-- start of EXTRACTED MATERIAL --
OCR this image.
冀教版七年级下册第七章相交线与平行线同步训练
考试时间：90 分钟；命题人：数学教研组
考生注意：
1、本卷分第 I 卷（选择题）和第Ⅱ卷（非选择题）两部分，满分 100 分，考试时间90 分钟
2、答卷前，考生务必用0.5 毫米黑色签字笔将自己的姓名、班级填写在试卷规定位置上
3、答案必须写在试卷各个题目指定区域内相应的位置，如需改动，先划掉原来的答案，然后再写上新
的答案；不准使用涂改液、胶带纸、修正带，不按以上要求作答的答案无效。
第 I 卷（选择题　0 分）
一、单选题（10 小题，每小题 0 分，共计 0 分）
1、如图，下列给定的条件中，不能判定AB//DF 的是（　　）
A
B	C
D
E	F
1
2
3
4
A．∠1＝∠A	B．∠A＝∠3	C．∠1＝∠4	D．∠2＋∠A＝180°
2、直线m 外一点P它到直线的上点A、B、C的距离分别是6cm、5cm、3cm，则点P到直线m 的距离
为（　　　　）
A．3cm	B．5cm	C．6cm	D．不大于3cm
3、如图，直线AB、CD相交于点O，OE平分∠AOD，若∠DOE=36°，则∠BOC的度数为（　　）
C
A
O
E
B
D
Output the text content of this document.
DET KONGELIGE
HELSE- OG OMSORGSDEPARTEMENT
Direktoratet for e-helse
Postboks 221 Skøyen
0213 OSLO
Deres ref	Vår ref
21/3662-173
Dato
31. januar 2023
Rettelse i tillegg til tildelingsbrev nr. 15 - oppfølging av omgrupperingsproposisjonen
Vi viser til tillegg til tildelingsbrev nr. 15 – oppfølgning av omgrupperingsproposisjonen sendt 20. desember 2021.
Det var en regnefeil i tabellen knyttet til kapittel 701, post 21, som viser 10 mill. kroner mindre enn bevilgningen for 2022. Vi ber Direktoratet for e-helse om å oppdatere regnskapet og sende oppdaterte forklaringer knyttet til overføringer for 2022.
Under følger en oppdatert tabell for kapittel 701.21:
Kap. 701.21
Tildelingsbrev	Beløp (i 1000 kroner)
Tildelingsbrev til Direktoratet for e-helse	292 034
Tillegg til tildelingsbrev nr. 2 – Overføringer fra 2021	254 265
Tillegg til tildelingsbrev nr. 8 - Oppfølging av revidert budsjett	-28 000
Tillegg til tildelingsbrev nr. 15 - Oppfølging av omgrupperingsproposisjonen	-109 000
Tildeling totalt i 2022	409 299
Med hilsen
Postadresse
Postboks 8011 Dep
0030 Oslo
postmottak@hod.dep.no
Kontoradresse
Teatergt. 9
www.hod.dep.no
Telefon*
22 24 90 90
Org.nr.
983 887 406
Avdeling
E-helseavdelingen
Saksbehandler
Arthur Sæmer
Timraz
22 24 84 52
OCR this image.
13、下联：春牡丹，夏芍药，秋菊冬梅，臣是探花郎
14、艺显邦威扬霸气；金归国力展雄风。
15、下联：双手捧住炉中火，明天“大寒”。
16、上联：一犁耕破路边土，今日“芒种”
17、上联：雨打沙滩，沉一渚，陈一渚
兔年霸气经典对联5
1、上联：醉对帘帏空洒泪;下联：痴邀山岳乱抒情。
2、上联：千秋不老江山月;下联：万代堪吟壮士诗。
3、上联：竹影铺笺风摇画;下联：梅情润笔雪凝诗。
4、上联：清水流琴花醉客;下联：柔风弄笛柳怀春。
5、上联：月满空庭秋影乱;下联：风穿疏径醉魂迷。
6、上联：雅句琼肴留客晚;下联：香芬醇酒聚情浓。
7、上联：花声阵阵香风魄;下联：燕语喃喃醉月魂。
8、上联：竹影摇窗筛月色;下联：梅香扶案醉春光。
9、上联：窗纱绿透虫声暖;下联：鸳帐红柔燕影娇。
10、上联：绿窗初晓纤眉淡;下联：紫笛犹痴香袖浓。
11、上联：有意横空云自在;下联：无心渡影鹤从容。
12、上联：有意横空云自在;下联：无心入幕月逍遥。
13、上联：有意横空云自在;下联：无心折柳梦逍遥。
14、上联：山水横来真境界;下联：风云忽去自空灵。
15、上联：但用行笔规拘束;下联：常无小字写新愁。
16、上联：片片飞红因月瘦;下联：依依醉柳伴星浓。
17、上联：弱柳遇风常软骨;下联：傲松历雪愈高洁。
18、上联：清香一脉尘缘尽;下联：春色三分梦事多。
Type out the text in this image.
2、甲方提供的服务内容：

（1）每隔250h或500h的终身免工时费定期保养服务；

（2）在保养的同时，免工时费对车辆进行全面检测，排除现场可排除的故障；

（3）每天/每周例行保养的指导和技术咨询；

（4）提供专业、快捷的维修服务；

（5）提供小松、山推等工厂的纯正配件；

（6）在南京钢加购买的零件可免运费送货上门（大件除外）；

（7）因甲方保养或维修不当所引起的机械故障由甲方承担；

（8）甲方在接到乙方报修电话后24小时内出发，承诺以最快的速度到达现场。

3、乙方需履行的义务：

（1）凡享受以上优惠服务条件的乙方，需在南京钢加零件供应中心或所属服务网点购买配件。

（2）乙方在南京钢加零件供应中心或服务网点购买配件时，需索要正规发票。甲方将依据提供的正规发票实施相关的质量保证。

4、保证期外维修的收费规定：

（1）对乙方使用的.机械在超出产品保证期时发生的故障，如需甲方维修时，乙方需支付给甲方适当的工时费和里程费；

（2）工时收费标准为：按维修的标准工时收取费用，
-- end of EXTRACTED MATERIAL --
- EXERCISE DESCRIPTION
Which lines hold the word "kroner"? Copy each of them from the records.

- ANSWER FOR THIS EXERCISE
Det var en regnefeil i tabellen knyttet til kapittel 701, post 21, som viser 10 mill. kroner mindre enn bevilgningen for 2022. Vi ber Direktoratet for e-helse om å oppdatere regnskapet og sende oppdaterte forklaringer knyttet til overføringer for 2022.
Tildelingsbrev	Beløp (i 1000 kroner)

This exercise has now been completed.